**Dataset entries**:
--- begin ---
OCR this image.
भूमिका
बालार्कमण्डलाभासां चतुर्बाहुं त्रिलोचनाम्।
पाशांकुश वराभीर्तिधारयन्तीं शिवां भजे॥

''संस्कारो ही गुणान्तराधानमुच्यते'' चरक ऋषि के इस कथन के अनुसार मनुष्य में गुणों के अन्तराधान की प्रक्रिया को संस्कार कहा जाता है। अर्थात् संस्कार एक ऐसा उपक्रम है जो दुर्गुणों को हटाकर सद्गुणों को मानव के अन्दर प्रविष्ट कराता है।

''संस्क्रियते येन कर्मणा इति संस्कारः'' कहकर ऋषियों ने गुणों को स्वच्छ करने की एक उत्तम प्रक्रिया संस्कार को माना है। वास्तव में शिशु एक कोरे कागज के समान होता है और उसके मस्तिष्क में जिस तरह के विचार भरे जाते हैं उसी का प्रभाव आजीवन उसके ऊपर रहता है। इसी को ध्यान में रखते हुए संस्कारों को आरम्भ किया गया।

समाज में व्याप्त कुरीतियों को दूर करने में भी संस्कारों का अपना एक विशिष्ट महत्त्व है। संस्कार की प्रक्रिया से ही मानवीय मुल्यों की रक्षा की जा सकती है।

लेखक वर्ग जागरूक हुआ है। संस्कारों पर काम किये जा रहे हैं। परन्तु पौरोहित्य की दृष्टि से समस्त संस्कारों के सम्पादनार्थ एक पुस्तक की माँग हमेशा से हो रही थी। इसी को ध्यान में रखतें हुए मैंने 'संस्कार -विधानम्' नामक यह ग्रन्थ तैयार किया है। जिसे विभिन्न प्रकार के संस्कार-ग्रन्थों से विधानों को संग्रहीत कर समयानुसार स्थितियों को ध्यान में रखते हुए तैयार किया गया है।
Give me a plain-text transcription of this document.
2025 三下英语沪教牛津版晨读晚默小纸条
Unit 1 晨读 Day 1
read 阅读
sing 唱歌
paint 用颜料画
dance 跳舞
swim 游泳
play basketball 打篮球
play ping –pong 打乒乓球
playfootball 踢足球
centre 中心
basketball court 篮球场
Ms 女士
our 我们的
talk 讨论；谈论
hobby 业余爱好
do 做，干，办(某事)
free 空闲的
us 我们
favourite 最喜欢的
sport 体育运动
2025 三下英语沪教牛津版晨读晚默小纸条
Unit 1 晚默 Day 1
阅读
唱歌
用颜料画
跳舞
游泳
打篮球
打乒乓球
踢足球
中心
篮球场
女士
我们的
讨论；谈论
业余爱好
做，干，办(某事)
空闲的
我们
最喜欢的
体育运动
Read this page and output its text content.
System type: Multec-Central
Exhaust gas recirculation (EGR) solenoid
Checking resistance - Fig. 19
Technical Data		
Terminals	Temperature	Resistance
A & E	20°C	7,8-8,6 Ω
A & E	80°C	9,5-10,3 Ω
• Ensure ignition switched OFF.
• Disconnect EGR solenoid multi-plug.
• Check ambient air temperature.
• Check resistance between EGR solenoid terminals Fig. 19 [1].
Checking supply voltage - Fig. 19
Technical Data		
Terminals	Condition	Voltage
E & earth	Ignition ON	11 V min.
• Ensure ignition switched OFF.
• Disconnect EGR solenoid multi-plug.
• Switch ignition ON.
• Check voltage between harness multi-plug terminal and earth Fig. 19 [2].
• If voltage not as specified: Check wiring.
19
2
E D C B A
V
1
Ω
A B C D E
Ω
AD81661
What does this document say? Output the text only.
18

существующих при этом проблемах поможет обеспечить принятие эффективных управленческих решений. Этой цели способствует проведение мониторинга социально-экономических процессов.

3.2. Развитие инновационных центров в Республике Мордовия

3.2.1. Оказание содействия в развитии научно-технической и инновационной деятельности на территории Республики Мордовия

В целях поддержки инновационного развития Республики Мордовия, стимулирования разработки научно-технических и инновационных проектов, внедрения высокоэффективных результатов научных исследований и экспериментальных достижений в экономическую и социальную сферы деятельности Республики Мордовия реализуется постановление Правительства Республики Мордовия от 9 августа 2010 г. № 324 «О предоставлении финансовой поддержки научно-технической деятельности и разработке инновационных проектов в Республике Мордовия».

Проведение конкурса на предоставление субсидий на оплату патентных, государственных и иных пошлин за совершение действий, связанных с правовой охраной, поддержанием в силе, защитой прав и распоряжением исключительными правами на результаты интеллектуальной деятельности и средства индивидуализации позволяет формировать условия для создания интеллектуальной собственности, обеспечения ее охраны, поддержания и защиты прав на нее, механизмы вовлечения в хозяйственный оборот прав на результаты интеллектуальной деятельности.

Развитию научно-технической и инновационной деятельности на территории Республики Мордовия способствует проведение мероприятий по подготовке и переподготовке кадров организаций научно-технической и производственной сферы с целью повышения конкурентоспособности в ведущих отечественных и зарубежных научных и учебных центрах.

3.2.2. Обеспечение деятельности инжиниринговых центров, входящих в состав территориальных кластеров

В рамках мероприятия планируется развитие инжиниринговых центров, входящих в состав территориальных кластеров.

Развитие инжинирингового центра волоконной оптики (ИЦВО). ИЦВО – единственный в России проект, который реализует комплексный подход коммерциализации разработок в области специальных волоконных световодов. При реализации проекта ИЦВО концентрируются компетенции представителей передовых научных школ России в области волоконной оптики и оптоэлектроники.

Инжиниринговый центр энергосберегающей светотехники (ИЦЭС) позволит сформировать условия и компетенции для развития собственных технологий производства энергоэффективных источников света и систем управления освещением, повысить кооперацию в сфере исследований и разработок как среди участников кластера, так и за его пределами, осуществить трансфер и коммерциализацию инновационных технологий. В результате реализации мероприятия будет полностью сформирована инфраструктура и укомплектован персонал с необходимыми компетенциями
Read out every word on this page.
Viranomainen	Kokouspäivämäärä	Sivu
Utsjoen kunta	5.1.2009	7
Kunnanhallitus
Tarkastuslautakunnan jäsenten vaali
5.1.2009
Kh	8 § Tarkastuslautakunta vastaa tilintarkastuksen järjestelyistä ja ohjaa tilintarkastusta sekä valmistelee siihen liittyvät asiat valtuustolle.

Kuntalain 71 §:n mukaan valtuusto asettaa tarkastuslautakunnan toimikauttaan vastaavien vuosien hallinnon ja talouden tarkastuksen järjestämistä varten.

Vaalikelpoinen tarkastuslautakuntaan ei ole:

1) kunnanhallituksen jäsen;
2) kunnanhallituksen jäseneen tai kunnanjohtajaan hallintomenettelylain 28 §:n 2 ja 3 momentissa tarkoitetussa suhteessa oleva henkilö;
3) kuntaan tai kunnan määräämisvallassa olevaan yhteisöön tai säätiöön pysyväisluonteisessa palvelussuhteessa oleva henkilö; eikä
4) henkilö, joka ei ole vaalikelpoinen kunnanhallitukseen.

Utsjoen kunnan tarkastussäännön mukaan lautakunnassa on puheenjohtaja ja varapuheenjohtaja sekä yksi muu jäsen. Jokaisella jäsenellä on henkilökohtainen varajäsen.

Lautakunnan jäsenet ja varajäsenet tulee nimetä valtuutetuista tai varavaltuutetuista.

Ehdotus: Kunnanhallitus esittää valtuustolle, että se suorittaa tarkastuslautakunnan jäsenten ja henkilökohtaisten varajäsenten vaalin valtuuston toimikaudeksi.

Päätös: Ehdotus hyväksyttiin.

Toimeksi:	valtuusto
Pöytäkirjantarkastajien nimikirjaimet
--- end ---
Print the whole listing exactly as it is.

**Written solution**:
OCR this image.
भूमिका
बालार्कमण्डलाभासां चतुर्बाहुं त्रिलोचनाम्।
पाशांकुश वराभीर्तिधारयन्तीं शिवां भजे॥

''संस्कारो ही गुणान्तराधानमुच्यते'' चरक ऋषि के इस कथन के अनुसार मनुष्य में गुणों के अन्तराधान की प्रक्रिया को संस्कार कहा जाता है। अर्थात् संस्कार एक ऐसा उपक्रम है जो दुर्गुणों को हटाकर सद्गुणों को मानव के अन्दर प्रविष्ट कराता है।

''संस्क्रियते येन कर्मणा इति संस्कारः'' कहकर ऋषियों ने गुणों को स्वच्छ करने की एक उत्तम प्रक्रिया संस्कार को माना है। वास्तव में शिशु एक कोरे कागज के समान होता है और उसके मस्तिष्क में जिस तरह के विचार भरे जाते हैं उसी का प्रभाव आजीवन उसके ऊपर रहता है। इसी को ध्यान में रखते हुए संस्कारों को आरम्भ किया गया।

समाज में व्याप्त कुरीतियों को दूर करने में भी संस्कारों का अपना एक विशिष्ट महत्त्व है। संस्कार की प्रक्रिया से ही मानवीय मुल्यों की रक्षा की जा सकती है।

लेखक वर्ग जागरूक हुआ है। संस्कारों पर काम किये जा रहे हैं। परन्तु पौरोहित्य की दृष्टि से समस्त संस्कारों के सम्पादनार्थ एक पुस्तक की माँग हमेशा से हो रही थी। इसी को ध्यान में रखतें हुए मैंने 'संस्कार -विधानम्' नामक यह ग्रन्थ तैयार किया है। जिसे विभिन्न प्रकार के संस्कार-ग्रन्थों से विधानों को संग्रहीत कर समयानुसार स्थितियों को ध्यान में रखते हुए तैयार किया गया है।
Give me a plain-text transcription of this document.
2025 三下英语沪教牛津版晨读晚默小纸条
Unit 1 晨读 Day 1
read 阅读
sing 唱歌
paint 用颜料画
dance 跳舞
swim 游泳
play basketball 打篮球
play ping –pong 打乒乓球
playfootball 踢足球
centre 中心
basketball court 篮球场
Ms 女士
our 我们的
talk 讨论；谈论
hobby 业余爱好
do 做，干，办(某事)
free 空闲的
us 我们
favourite 最喜欢的
sport 体育运动
2025 三下英语沪教牛津版晨读晚默小纸条
Unit 1 晚默 Day 1
阅读
唱歌
用颜料画
跳舞
游泳
打篮球
打乒乓球
踢足球
中心
篮球场
女士
我们的
讨论；谈论
业余爱好
做，干，办(某事)
空闲的
我们
最喜欢的
体育运动
Read this page and output its text content.
System type: Multec-Central
Exhaust gas recirculation (EGR) solenoid
Checking resistance - Fig. 19
Technical Data		
Terminals	Temperature	Resistance
A & E	20°C	7,8-8,6 Ω
A & E	80°C	9,5-10,3 Ω
• Ensure ignition switched OFF.
• Disconnect EGR solenoid multi-plug.
• Check ambient air temperature.
• Check resistance between EGR solenoid terminals Fig. 19 [1].
Checking supply voltage - Fig. 19
Technical Data		
Terminals	Condition	Voltage
E & earth	Ignition ON	11 V min.
• Ensure ignition switched OFF.
• Disconnect EGR solenoid multi-plug.
• Switch ignition ON.
• Check voltage between harness multi-plug terminal and earth Fig. 19 [2].
• If voltage not as specified: Check wiring.
19
2
E D C B A
V
1
Ω
A B C D E
Ω
AD81661
What does this document say? Output the text only.
18

существующих при этом проблемах поможет обеспечить принятие эффективных управленческих решений. Этой цели способствует проведение мониторинга социально-экономических процессов.

3.2. Развитие инновационных центров в Республике Мордовия

3.2.1. Оказание содействия в развитии научно-технической и инновационной деятельности на территории Республики Мордовия

В целях поддержки инновационного развития Республики Мордовия, стимулирования разработки научно-технических и инновационных проектов, внедрения высокоэффективных результатов научных исследований и экспериментальных достижений в экономическую и социальную сферы деятельности Республики Мордовия реализуется постановление Правительства Республики Мордовия от 9 августа 2010 г. № 324 «О предоставлении финансовой поддержки научно-технической деятельности и разработке инновационных проектов в Республике Мордовия».

Проведение конкурса на предоставление субсидий на оплату патентных, государственных и иных пошлин за совершение действий, связанных с правовой охраной, поддержанием в силе, защитой прав и распоряжением исключительными правами на результаты интеллектуальной деятельности и средства индивидуализации позволяет формировать условия для создания интеллектуальной собственности, обеспечения ее охраны, поддержания и защиты прав на нее, механизмы вовлечения в хозяйственный оборот прав на результаты интеллектуальной деятельности.

Развитию научно-технической и инновационной деятельности на территории Республики Мордовия способствует проведение мероприятий по подготовке и переподготовке кадров организаций научно-технической и производственной сферы с целью повышения конкурентоспособности в ведущих отечественных и зарубежных научных и учебных центрах.

3.2.2. Обеспечение деятельности инжиниринговых центров, входящих в состав территориальных кластеров

В рамках мероприятия планируется развитие инжиниринговых центров, входящих в состав территориальных кластеров.

Развитие инжинирингового центра волоконной оптики (ИЦВО). ИЦВО – единственный в России проект, который реализует комплексный подход коммерциализации разработок в области специальных волоконных световодов. При реализации проекта ИЦВО концентрируются компетенции представителей передовых научных школ России в области волоконной оптики и оптоэлектроники.

Инжиниринговый центр энергосберегающей светотехники (ИЦЭС) позволит сформировать условия и компетенции для развития собственных технологий производства энергоэффективных источников света и систем управления освещением, повысить кооперацию в сфере исследований и разработок как среди участников кластера, так и за его пределами, осуществить трансфер и коммерциализацию инновационных технологий. В результате реализации мероприятия будет полностью сформирована инфраструктура и укомплектован персонал с необходимыми компетенциями
Read out every word on this page.
Viranomainen	Kokouspäivämäärä	Sivu
Utsjoen kunta	5.1.2009	7
Kunnanhallitus
Tarkastuslautakunnan jäsenten vaali
5.1.2009
Kh	8 § Tarkastuslautakunta vastaa tilintarkastuksen järjestelyistä ja ohjaa tilintarkastusta sekä valmistelee siihen liittyvät asiat valtuustolle.

Kuntalain 71 §:n mukaan valtuusto asettaa tarkastuslautakunnan toimikauttaan vastaavien vuosien hallinnon ja talouden tarkastuksen järjestämistä varten.

Vaalikelpoinen tarkastuslautakuntaan ei ole:

1) kunnanhallituksen jäsen;
2) kunnanhallituksen jäseneen tai kunnanjohtajaan hallintomenettelylain 28 §:n 2 ja 3 momentissa tarkoitetussa suhteessa oleva henkilö;
3) kuntaan tai kunnan määräämisvallassa olevaan yhteisöön tai säätiöön pysyväisluonteisessa palvelussuhteessa oleva henkilö; eikä
4) henkilö, joka ei ole vaalikelpoinen kunnanhallitukseen.

Utsjoen kunnan tarkastussäännön mukaan lautakunnassa on puheenjohtaja ja varapuheenjohtaja sekä yksi muu jäsen. Jokaisella jäsenellä on henkilökohtainen varajäsen.

Lautakunnan jäsenet ja varajäsenet tulee nimetä valtuutetuista tai varavaltuutetuista.

Ehdotus: Kunnanhallitus esittää valtuustolle, että se suorittaa tarkastuslautakunnan jäsenten ja henkilökohtaisten varajäsenten vaalin valtuuston toimikaudeksi.

Päätös: Ehdotus hyväksyttiin.

Toimeksi:	valtuusto
Pöytäkirjantarkastajien nimikirjaimet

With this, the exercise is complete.